TEXTE FOURNI —
----------

William Wellman a voulu faire un film plus réaliste que la moyenne des films de guerre. Malgré les décors de studio, il y est parvenu. Les forçats de la gloire est un précurseur des grandes oeuvres de Samuel Fuller (Les maraudeurs attaquent, Au delà de la gloire), vétéran de la Big red one qui voyait d’ailleurs dans le film de Wellman « le seul film honnête sur l’infanterie tourné pendant la guerre à Hollywood ». Les forçats de la gloire est cependant moins sec et plus didactique. On sent souvent les intentions précéder l’exécution. Par exemple, indépendamment de la beauté du noir et blanc de Russell Metty, la composition très apprêtée de plusieurs plans tranche d’avec la crudité de la représentation. Le découpage de Wellman, plus soucieux de la force de l’image que du naturel de la séquence, n’a pas l’aisance de celui de Walsh ou de Fuller. La voix-off et la musique surchargent aussi l’image de sens. Il reste enfin quelques concessions au sentimentalisme hollywoodien qui apparaissent franchement déplacées dans cet univers de boue, de violence et de sang. Ainsi du coup de foudre amoureux. Ces réserves, si elles empêchent de faire figurer Les forçats de la gloire parmi les chefs d’oeuvre du genre, ne doivent cependant pas vous induire en erreur. Le film reste très intéressant et le style elliptique du cinéaste fait plusieurs fois mouche. En témoigne par exemple la surprenante arrivée des cadavres sur le dos des mules. William Wellman allait quelques années plus tard s’intéresser à la bataille des Ardennes avec l’excellent Bastogne qui est, lui, une réussite complète.

----------

DONNÉES ENREGISTRÉES —
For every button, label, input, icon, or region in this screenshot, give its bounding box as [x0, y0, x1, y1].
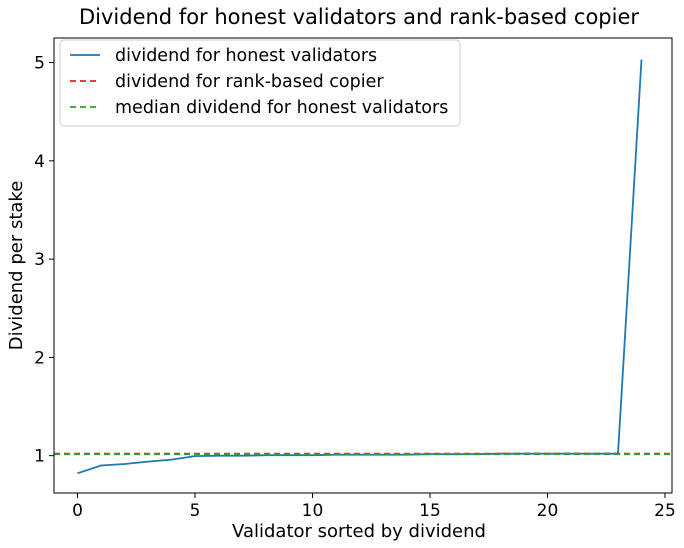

----------

CONSIGNE —
Répondez brièvement à ces questions à partir du texte fourni.
1. À qui le texte attribue-t-il le noir et blanc du film ?
2. Quelle scène le texte cite-t-il pour illustrer le style elliptique du cinéaste ?
3. Quel film de Wellman sur la bataille des Ardennes le texte présente-t-il comme une réussite complète ?
Les données n'ont aucun rapport avec le texte fourni.

RÉPONSE —
1. À Russell Metty.
2. La surprenante arrivée des cadavres sur le dos des mules.
3. Bastogne.